[What is expected]
In the listing below, find every line containing "document" and copy it out.

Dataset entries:
START
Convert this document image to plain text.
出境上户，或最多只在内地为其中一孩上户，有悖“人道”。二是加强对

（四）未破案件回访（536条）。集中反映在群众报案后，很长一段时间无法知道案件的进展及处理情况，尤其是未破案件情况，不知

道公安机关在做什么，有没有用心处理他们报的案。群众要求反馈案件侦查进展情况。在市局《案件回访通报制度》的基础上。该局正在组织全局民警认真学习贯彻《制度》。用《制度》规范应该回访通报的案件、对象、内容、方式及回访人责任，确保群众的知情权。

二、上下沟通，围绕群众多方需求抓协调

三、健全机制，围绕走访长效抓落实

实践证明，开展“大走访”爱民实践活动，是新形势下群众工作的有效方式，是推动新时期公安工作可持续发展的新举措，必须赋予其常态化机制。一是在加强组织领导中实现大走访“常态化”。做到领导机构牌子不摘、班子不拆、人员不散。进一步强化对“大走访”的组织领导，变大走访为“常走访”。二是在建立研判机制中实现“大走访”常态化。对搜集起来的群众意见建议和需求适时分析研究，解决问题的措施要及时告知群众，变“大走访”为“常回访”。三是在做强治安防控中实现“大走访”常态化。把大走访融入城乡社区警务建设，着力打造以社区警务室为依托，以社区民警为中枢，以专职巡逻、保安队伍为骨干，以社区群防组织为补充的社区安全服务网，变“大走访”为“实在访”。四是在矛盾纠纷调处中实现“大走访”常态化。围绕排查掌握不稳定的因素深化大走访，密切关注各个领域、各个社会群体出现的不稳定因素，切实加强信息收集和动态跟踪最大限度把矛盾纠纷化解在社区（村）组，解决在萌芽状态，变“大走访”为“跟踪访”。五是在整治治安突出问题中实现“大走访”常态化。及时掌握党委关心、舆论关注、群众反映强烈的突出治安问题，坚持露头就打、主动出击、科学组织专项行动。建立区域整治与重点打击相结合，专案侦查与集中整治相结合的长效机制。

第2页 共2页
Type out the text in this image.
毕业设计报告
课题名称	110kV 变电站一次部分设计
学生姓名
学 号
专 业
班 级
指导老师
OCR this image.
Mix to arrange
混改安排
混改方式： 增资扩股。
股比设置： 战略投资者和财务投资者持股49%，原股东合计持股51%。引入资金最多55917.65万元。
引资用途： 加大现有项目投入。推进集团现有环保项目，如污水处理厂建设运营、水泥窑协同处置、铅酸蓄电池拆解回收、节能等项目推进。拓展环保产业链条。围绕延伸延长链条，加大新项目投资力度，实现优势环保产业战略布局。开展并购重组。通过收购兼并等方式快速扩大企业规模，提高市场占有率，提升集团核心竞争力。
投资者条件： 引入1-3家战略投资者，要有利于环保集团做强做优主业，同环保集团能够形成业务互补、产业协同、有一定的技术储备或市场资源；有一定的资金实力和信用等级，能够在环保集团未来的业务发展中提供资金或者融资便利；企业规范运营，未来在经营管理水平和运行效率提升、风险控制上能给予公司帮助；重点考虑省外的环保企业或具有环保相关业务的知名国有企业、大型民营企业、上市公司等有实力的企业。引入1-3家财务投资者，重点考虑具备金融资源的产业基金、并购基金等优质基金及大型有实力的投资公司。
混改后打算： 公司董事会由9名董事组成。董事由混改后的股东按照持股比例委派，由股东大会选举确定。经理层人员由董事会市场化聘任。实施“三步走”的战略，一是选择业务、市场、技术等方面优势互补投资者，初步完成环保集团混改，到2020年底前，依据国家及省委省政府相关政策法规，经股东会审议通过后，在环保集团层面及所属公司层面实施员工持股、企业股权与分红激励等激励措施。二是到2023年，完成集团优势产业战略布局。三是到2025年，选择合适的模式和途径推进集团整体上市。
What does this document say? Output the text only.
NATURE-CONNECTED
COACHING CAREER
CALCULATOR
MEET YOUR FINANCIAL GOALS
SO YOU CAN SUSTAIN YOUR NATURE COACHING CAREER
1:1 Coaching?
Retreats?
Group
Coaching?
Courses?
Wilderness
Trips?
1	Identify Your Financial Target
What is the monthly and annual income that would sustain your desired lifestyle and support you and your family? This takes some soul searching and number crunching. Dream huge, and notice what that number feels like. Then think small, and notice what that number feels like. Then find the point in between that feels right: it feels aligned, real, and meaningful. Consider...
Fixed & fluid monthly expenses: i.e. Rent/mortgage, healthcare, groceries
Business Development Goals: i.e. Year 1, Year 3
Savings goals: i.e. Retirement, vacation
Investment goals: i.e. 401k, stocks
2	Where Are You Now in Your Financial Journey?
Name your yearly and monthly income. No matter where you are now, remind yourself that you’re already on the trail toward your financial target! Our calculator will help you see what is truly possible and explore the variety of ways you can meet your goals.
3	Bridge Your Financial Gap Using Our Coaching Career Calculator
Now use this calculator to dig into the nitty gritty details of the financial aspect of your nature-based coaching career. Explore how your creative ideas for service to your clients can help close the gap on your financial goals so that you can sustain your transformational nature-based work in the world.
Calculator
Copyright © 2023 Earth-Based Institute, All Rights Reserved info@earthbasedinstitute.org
END
[Result of this exercise]
Convert this document image to plain text.
What does this document say? Output the text only.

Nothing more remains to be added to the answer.